* [What is needed]
Each line of the material below should be reproduced exactly.

Data entries
Begin
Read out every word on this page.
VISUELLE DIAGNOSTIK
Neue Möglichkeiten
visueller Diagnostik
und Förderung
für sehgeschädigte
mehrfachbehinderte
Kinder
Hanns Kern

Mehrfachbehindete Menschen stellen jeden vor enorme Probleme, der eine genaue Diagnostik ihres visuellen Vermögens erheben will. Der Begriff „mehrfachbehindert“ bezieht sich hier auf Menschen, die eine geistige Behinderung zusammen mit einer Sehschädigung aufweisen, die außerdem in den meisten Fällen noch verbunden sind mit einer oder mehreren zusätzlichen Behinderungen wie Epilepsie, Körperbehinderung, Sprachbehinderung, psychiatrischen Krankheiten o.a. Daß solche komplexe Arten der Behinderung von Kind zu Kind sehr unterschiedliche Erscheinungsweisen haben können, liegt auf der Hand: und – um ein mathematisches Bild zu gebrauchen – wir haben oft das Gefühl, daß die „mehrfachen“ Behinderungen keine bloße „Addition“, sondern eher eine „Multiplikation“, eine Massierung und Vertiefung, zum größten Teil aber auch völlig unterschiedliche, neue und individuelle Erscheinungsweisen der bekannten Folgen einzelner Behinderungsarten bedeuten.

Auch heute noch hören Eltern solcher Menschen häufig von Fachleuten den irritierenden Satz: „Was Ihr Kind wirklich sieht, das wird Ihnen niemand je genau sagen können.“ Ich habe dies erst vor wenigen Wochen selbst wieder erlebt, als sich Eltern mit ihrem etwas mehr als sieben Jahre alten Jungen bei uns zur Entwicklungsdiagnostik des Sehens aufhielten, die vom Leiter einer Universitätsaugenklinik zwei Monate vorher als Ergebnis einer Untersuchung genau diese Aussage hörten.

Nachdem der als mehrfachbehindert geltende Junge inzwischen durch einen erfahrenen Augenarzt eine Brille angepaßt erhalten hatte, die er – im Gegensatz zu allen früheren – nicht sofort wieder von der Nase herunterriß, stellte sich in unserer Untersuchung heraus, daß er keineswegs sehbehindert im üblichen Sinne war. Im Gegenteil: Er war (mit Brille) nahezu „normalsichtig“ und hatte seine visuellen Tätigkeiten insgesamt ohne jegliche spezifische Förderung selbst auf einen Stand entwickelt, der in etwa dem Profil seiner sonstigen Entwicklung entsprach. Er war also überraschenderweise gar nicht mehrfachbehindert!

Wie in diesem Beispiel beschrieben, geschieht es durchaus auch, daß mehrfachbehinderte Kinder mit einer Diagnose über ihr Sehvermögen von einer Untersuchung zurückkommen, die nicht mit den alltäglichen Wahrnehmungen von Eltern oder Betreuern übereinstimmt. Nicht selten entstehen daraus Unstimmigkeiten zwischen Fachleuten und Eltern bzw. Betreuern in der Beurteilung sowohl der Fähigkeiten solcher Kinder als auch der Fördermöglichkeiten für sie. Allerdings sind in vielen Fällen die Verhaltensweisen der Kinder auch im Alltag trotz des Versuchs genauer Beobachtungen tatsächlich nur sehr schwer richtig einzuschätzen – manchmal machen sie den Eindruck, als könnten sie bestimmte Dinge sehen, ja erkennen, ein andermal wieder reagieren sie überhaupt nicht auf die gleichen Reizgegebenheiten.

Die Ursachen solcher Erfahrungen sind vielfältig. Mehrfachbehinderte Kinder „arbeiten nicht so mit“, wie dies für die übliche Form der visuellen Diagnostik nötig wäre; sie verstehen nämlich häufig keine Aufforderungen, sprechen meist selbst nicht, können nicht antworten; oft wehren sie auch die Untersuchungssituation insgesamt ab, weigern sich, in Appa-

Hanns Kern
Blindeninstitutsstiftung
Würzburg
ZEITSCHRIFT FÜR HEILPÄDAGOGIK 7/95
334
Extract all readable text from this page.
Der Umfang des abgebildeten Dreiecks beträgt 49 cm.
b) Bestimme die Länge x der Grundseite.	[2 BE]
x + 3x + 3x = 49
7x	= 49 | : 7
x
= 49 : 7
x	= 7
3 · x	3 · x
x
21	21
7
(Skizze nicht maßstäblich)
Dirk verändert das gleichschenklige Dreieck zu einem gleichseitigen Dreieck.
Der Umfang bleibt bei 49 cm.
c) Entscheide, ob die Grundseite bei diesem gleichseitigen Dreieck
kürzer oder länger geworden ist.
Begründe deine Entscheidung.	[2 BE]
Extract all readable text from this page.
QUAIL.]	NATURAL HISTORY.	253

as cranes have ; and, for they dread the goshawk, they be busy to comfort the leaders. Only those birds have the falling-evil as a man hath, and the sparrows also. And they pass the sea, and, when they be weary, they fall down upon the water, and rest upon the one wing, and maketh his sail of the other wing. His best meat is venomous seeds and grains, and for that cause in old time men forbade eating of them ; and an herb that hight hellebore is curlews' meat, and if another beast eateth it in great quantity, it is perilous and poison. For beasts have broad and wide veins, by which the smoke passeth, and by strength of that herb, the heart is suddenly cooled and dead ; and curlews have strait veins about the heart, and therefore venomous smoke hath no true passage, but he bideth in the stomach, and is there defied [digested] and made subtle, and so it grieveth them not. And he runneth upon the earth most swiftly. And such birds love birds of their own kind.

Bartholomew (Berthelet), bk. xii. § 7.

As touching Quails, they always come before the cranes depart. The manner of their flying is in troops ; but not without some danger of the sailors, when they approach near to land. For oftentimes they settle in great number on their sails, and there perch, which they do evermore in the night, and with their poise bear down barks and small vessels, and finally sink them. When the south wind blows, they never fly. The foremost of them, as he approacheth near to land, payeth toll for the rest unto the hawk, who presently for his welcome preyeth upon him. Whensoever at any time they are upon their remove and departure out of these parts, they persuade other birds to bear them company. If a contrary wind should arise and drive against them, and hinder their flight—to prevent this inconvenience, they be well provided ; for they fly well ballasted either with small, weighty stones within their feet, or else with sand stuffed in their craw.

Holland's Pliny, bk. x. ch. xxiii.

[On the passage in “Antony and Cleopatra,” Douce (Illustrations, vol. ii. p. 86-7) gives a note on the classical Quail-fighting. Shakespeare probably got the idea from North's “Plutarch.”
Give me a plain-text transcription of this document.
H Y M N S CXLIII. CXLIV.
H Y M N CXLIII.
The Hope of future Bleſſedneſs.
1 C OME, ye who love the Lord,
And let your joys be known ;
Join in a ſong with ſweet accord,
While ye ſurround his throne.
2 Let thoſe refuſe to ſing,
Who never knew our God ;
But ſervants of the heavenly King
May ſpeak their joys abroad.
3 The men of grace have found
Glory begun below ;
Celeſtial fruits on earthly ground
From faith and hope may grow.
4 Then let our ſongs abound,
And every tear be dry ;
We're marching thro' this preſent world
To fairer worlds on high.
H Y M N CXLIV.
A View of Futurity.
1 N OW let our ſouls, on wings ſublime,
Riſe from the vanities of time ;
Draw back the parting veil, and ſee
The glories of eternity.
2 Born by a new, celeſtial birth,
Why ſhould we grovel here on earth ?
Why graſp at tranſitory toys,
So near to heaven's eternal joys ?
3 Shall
End
* [Answer below]
Read out every word on this page.
VISUELLE DIAGNOSTIK
Neue Möglichkeiten
visueller Diagnostik
und Förderung
für sehgeschädigte
mehrfachbehinderte
Kinder
Hanns Kern

Mehrfachbehindete Menschen stellen jeden vor enorme Probleme, der eine genaue Diagnostik ihres visuellen Vermögens erheben will. Der Begriff „mehrfachbehindert“ bezieht sich hier auf Menschen, die eine geistige Behinderung zusammen mit einer Sehschädigung aufweisen, die außerdem in den meisten Fällen noch verbunden sind mit einer oder mehreren zusätzlichen Behinderungen wie Epilepsie, Körperbehinderung, Sprachbehinderung, psychiatrischen Krankheiten o.a. Daß solche komplexe Arten der Behinderung von Kind zu Kind sehr unterschiedliche Erscheinungsweisen haben können, liegt auf der Hand: und – um ein mathematisches Bild zu gebrauchen – wir haben oft das Gefühl, daß die „mehrfachen“ Behinderungen keine bloße „Addition“, sondern eher eine „Multiplikation“, eine Massierung und Vertiefung, zum größten Teil aber auch völlig unterschiedliche, neue und individuelle Erscheinungsweisen der bekannten Folgen einzelner Behinderungsarten bedeuten.

Auch heute noch hören Eltern solcher Menschen häufig von Fachleuten den irritierenden Satz: „Was Ihr Kind wirklich sieht, das wird Ihnen niemand je genau sagen können.“ Ich habe dies erst vor wenigen Wochen selbst wieder erlebt, als sich Eltern mit ihrem etwas mehr als sieben Jahre alten Jungen bei uns zur Entwicklungsdiagnostik des Sehens aufhielten, die vom Leiter einer Universitätsaugenklinik zwei Monate vorher als Ergebnis einer Untersuchung genau diese Aussage hörten.

Nachdem der als mehrfachbehindert geltende Junge inzwischen durch einen erfahrenen Augenarzt eine Brille angepaßt erhalten hatte, die er – im Gegensatz zu allen früheren – nicht sofort wieder von der Nase herunterriß, stellte sich in unserer Untersuchung heraus, daß er keineswegs sehbehindert im üblichen Sinne war. Im Gegenteil: Er war (mit Brille) nahezu „normalsichtig“ und hatte seine visuellen Tätigkeiten insgesamt ohne jegliche spezifische Förderung selbst auf einen Stand entwickelt, der in etwa dem Profil seiner sonstigen Entwicklung entsprach. Er war also überraschenderweise gar nicht mehrfachbehindert!

Wie in diesem Beispiel beschrieben, geschieht es durchaus auch, daß mehrfachbehinderte Kinder mit einer Diagnose über ihr Sehvermögen von einer Untersuchung zurückkommen, die nicht mit den alltäglichen Wahrnehmungen von Eltern oder Betreuern übereinstimmt. Nicht selten entstehen daraus Unstimmigkeiten zwischen Fachleuten und Eltern bzw. Betreuern in der Beurteilung sowohl der Fähigkeiten solcher Kinder als auch der Fördermöglichkeiten für sie. Allerdings sind in vielen Fällen die Verhaltensweisen der Kinder auch im Alltag trotz des Versuchs genauer Beobachtungen tatsächlich nur sehr schwer richtig einzuschätzen – manchmal machen sie den Eindruck, als könnten sie bestimmte Dinge sehen, ja erkennen, ein andermal wieder reagieren sie überhaupt nicht auf die gleichen Reizgegebenheiten.

Die Ursachen solcher Erfahrungen sind vielfältig. Mehrfachbehinderte Kinder „arbeiten nicht so mit“, wie dies für die übliche Form der visuellen Diagnostik nötig wäre; sie verstehen nämlich häufig keine Aufforderungen, sprechen meist selbst nicht, können nicht antworten; oft wehren sie auch die Untersuchungssituation insgesamt ab, weigern sich, in Appa-

Hanns Kern
Blindeninstitutsstiftung
Würzburg
ZEITSCHRIFT FÜR HEILPÄDAGOGIK 7/95
334
Extract all readable text from this page.
Der Umfang des abgebildeten Dreiecks beträgt 49 cm.
b) Bestimme die Länge x der Grundseite.	[2 BE]
x + 3x + 3x = 49
7x	= 49 | : 7
x
= 49 : 7
x	= 7
3 · x	3 · x
x
21	21
7
(Skizze nicht maßstäblich)
Dirk verändert das gleichschenklige Dreieck zu einem gleichseitigen Dreieck.
Der Umfang bleibt bei 49 cm.
c) Entscheide, ob die Grundseite bei diesem gleichseitigen Dreieck
kürzer oder länger geworden ist.
Begründe deine Entscheidung.	[2 BE]
Extract all readable text from this page.
QUAIL.]	NATURAL HISTORY.	253

as cranes have ; and, for they dread the goshawk, they be busy to comfort the leaders. Only those birds have the falling-evil as a man hath, and the sparrows also. And they pass the sea, and, when they be weary, they fall down upon the water, and rest upon the one wing, and maketh his sail of the other wing. His best meat is venomous seeds and grains, and for that cause in old time men forbade eating of them ; and an herb that hight hellebore is curlews' meat, and if another beast eateth it in great quantity, it is perilous and poison. For beasts have broad and wide veins, by which the smoke passeth, and by strength of that herb, the heart is suddenly cooled and dead ; and curlews have strait veins about the heart, and therefore venomous smoke hath no true passage, but he bideth in the stomach, and is there defied [digested] and made subtle, and so it grieveth them not. And he runneth upon the earth most swiftly. And such birds love birds of their own kind.

Bartholomew (Berthelet), bk. xii. § 7.

As touching Quails, they always come before the cranes depart. The manner of their flying is in troops ; but not without some danger of the sailors, when they approach near to land. For oftentimes they settle in great number on their sails, and there perch, which they do evermore in the night, and with their poise bear down barks and small vessels, and finally sink them. When the south wind blows, they never fly. The foremost of them, as he approacheth near to land, payeth toll for the rest unto the hawk, who presently for his welcome preyeth upon him. Whensoever at any time they are upon their remove and departure out of these parts, they persuade other birds to bear them company. If a contrary wind should arise and drive against them, and hinder their flight—to prevent this inconvenience, they be well provided ; for they fly well ballasted either with small, weighty stones within their feet, or else with sand stuffed in their craw.

Holland's Pliny, bk. x. ch. xxiii.

[On the passage in “Antony and Cleopatra,” Douce (Illustrations, vol. ii. p. 86-7) gives a note on the classical Quail-fighting. Shakespeare probably got the idea from North's “Plutarch.”
Give me a plain-text transcription of this document.
H Y M N S CXLIII. CXLIV.
H Y M N CXLIII.
The Hope of future Bleſſedneſs.
1 C OME, ye who love the Lord,
And let your joys be known ;
Join in a ſong with ſweet accord,
While ye ſurround his throne.
2 Let thoſe refuſe to ſing,
Who never knew our God ;
But ſervants of the heavenly King
May ſpeak their joys abroad.
3 The men of grace have found
Glory begun below ;
Celeſtial fruits on earthly ground
From faith and hope may grow.
4 Then let our ſongs abound,
And every tear be dry ;
We're marching thro' this preſent world
To fairer worlds on high.
H Y M N CXLIV.
A View of Futurity.
1 N OW let our ſouls, on wings ſublime,
Riſe from the vanities of time ;
Draw back the parting veil, and ſee
The glories of eternity.
2 Born by a new, celeſtial birth,
Why ſhould we grovel here on earth ?
Why graſp at tranſitory toys,
So near to heaven's eternal joys ?
3 Shall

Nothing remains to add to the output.